--- EXERCISE DESCRIPTION ---
Copy out the material below with every "legend-swatch" swapped for "legend-key" and nothing else changed. Leave out the pictures.

## start GIVEN DATA

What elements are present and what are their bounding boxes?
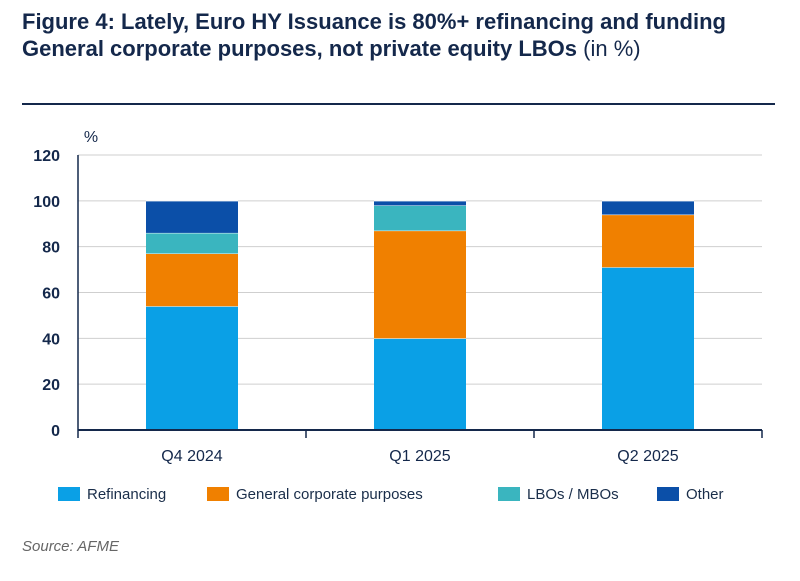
chart-title: Figure 4: Lately, Euro HY Issuance is 80… [22,8,782,62]
y-axis-label: % [84,129,98,146]
legend: Refinancing General corporate purposes LBO… [58,486,724,503]
legend-label: Refinancing [87,486,166,503]
bar-segment-general-corporate-purposes [374,230,466,339]
legend-label: LBOs / MBOs [527,486,619,503]
x-tick-label: Q1 2025 [389,448,450,465]
legend-swatch [498,487,520,501]
legend-label: Other [686,486,724,503]
legend-label: General corporate purposes [236,486,423,503]
y-tick-label: 100 [33,194,60,211]
y-tick-label: 40 [42,331,60,348]
y-tick-label: 80 [42,240,60,257]
chart-title-main: Figure 4: Lately, Euro HY Issuance is 80… [22,9,726,61]
bar-segment-other [146,200,238,233]
y-tick-label: 120 [33,148,60,165]
x-tick-label: Q4 2024 [161,448,222,465]
bar-segment-general-corporate-purposes [602,214,694,268]
bar-segment-lbos-mbos [374,205,466,231]
y-tick-label: 20 [42,377,60,394]
legend-swatch [207,487,229,501]
source-note: Source: AFME [22,538,119,555]
bar-segment-other [602,200,694,215]
x-tick-label: Q2 2025 [617,448,678,465]
bar-segment-general-corporate-purposes [146,253,238,307]
axes: 0 20 40 60 80 100 120% Q4 2024 Q1 2025 Q2 2025 [33,129,763,465]
bar-segment-lbos-mbos [146,232,238,254]
chart-title-unit: (in %) [583,36,641,61]
bar-segment-refinancing [602,267,694,430]
bar-segment-other [374,200,466,206]
legend-swatch [657,487,679,501]
legend-swatch [58,487,80,501]
title-divider [22,103,775,105]
bar-segment-refinancing [374,338,466,430]
y-tick-label: 0 [51,423,60,440]
stacked-bar-chart: 0 20 40 60 80 100 120% Q4 2024 Q1 2025 Q2 2025 Re… [33,129,763,503]
bars [146,200,694,430]
y-tick-label: 60 [42,286,60,303]
bar-segment-refinancing [146,306,238,430]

## end GIVEN DATA

--- THE SOLUTION ---
What elements are present and what are their bounding boxes?
chart-title: Figure 4: Lately, Euro HY Issuance is 80… [22,8,782,62]
y-axis-label: % [84,129,98,146]
legend: Refinancing General corporate purposes LBO… [58,486,724,503]
legend-label: Refinancing [87,486,166,503]
bar-segment-general-corporate-purposes [374,230,466,339]
legend-label: LBOs / MBOs [527,486,619,503]
x-tick-label: Q1 2025 [389,448,450,465]
legend-key [498,487,520,501]
legend-label: Other [686,486,724,503]
legend-label: General corporate purposes [236,486,423,503]
y-tick-label: 100 [33,194,60,211]
y-tick-label: 40 [42,331,60,348]
y-tick-label: 80 [42,240,60,257]
chart-title-main: Figure 4: Lately, Euro HY Issuance is 80… [22,9,726,61]
bar-segment-other [146,200,238,233]
y-tick-label: 120 [33,148,60,165]
x-tick-label: Q4 2024 [161,448,222,465]
bar-segment-general-corporate-purposes [602,214,694,268]
bar-segment-lbos-mbos [374,205,466,231]
y-tick-label: 20 [42,377,60,394]
legend-key [207,487,229,501]
source-note: Source: AFME [22,538,119,555]
bar-segment-other [602,200,694,215]
x-tick-label: Q2 2025 [617,448,678,465]
bar-segment-general-corporate-purposes [146,253,238,307]
axes: 0 20 40 60 80 100 120% Q4 2024 Q1 2025 Q2 2025 [33,129,763,465]
bar-segment-lbos-mbos [146,232,238,254]
chart-title-unit: (in %) [583,36,641,61]
bar-segment-refinancing [602,267,694,430]
bar-segment-other [374,200,466,206]
legend-key [657,487,679,501]
legend-key [58,487,80,501]
title-divider [22,103,775,105]
bar-segment-refinancing [374,338,466,430]
y-tick-label: 0 [51,423,60,440]
stacked-bar-chart: 0 20 40 60 80 100 120% Q4 2024 Q1 2025 Q2 2025 Re… [33,129,763,503]
bars [146,200,694,430]
y-tick-label: 60 [42,286,60,303]
bar-segment-refinancing [146,306,238,430]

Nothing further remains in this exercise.